Using the entries that follow, collect the lines where the word "Smart" appears.

- [Materials provided]
________________________________________

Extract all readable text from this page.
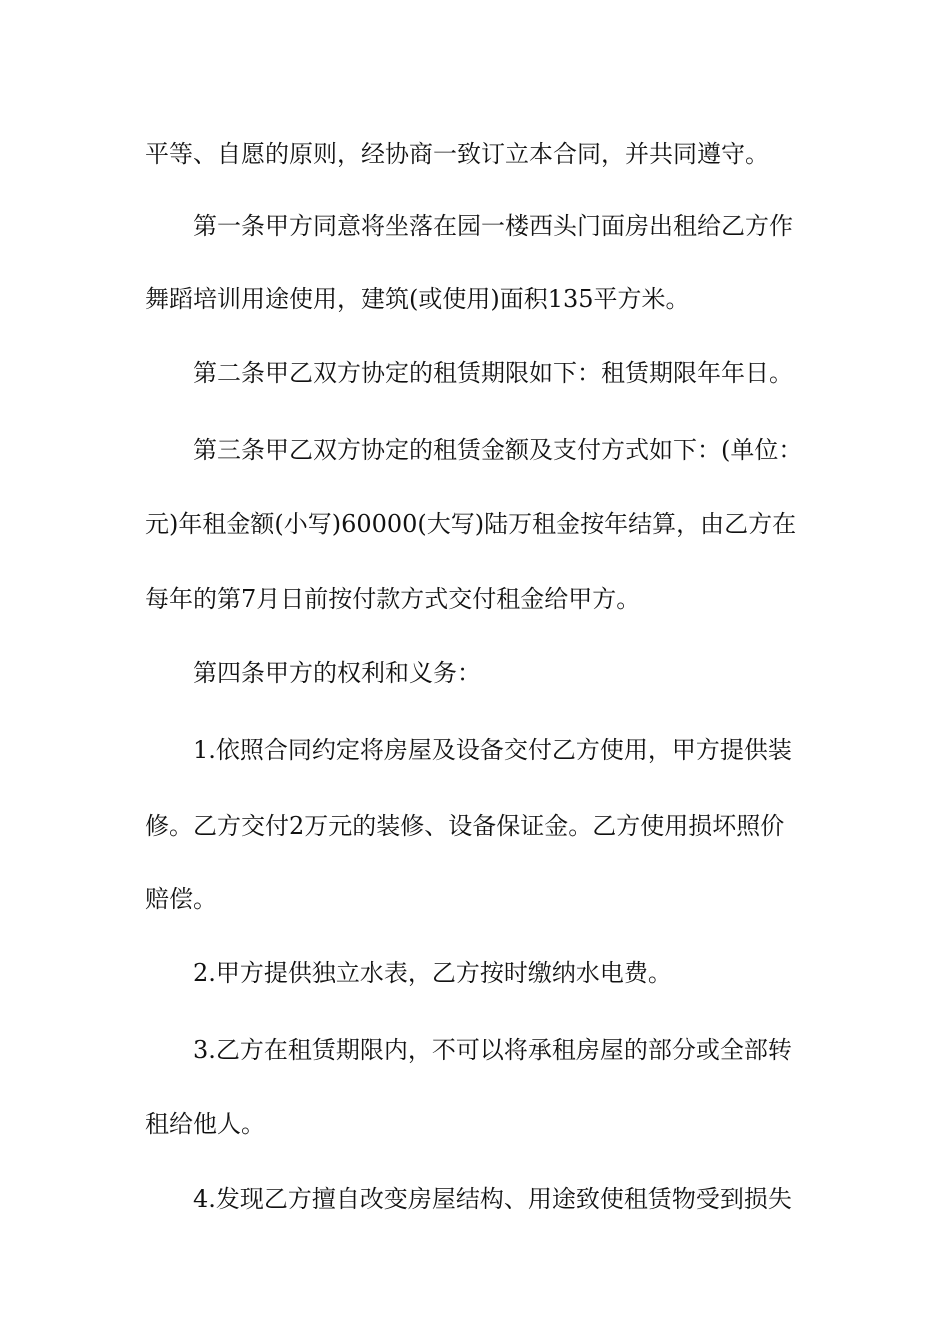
平等、自愿的原则，经协商一致订立本合同，并共同遵守。
第一条甲方同意将坐落在园一楼西头门面房出租给乙方作
舞蹈培训用途使用，建筑(或使用)面积135平方米。
第二条甲乙双方协定的租赁期限如下：租赁期限年年日。
第三条甲乙双方协定的租赁金额及支付方式如下：(单位：
元)年租金额(小写)60000(大写)陆万租金按年结算，由乙方在
每年的第7月日前按付款方式交付租金给甲方。
第四条甲方的权利和义务：
1.依照合同约定将房屋及设备交付乙方使用，甲方提供装
修。乙方交付2万元的装修、设备保证金。乙方使用损坏照价
赔偿。
2.甲方提供独立水表，乙方按时缴纳水电费。
3.乙方在租赁期限内，不可以将承租房屋的部分或全部转
租给他人。
4.发现乙方擅自改变房屋结构、用途致使租赁物受到损失
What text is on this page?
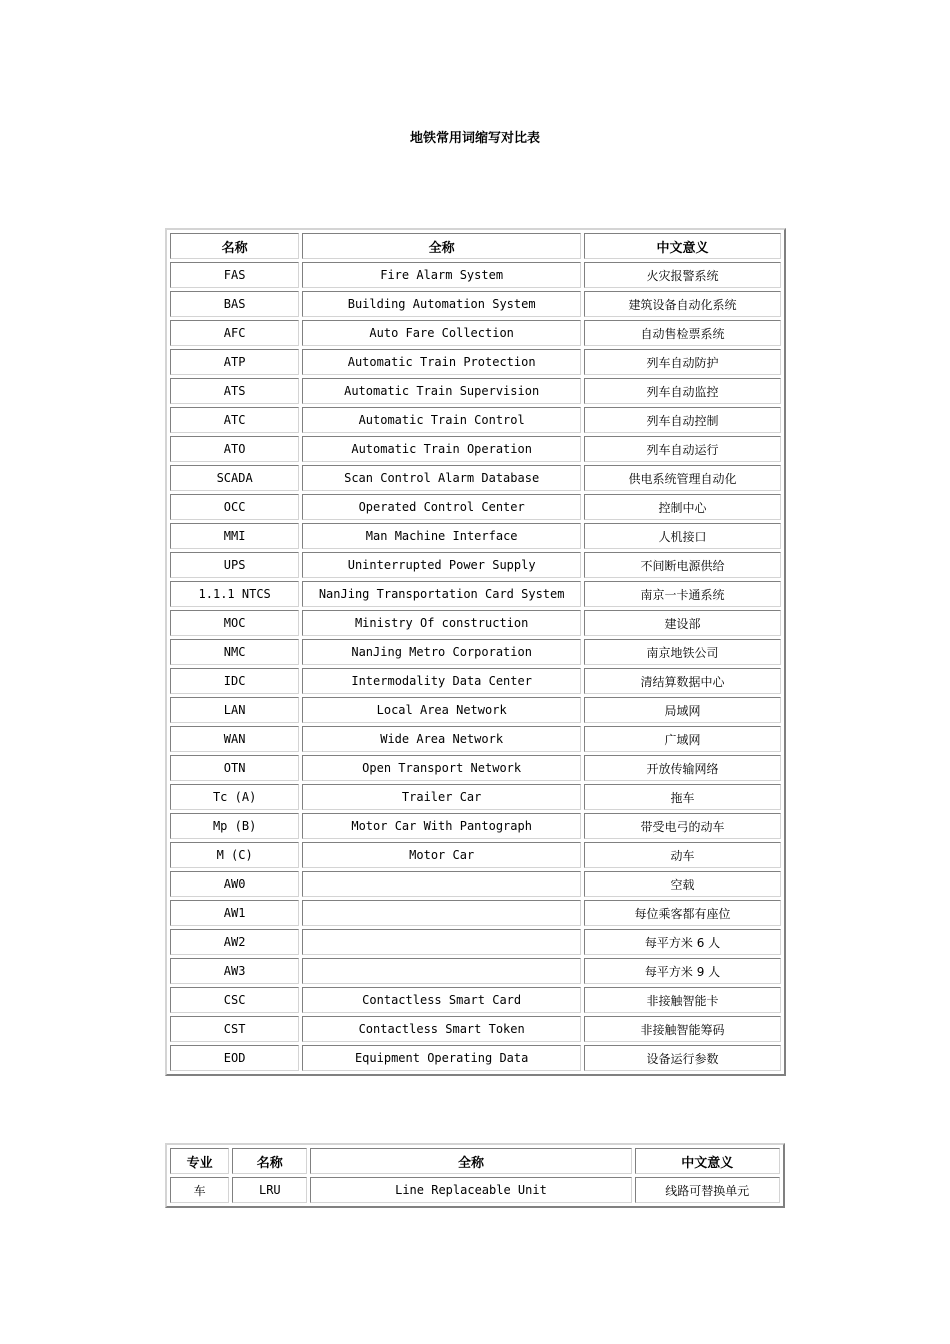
地铁常用词缩写对比表
名称	全称	中文意义
FAS	Fire Alarm System	火灾报警系统
BAS	Building Automation System	建筑设备自动化系统
AFC	Auto Fare Collection	自动售检票系统
ATP	Automatic Train Protection	列车自动防护
ATS	Automatic Train Supervision	列车自动监控
ATC	Automatic Train Control	列车自动控制
ATO	Automatic Train Operation	列车自动运行
SCADA	Scan Control Alarm Database	供电系统管理自动化
OCC	Operated Control Center	控制中心
MMI	Man Machine Interface	人机接口
UPS	Uninterrupted Power Supply	不间断电源供给
1.1.1 NTCS	NanJing Transportation Card System	南京一卡通系统
MOC	Ministry Of construction	建设部
NMC	NanJing Metro Corporation	南京地铁公司
IDC	Intermodality Data Center	清结算数据中心
LAN	Local Area Network	局域网
WAN	Wide Area Network	广域网
OTN	Open Transport Network	开放传输网络
Tc (A)	Trailer Car	拖车
Mp (B)	Motor Car With Pantograph	带受电弓的动车
M (C)	Motor Car	动车
AW0		空载
AW1		每位乘客都有座位
AW2		每平方米 6 人
AW3		每平方米 9 人
CSC	Contactless Smart Card	非接触智能卡
CST	Contactless Smart Token	非接触智能筹码
EOD	Equipment Operating Data	设备运行参数
专业	名称	全称	中文意义
车	LRU	Line Replaceable Unit	线路可替换单元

________________________________________

- [The output]
CSC	Contactless Smart Card	非接触智能卡
CST	Contactless Smart Token	非接触智能筹码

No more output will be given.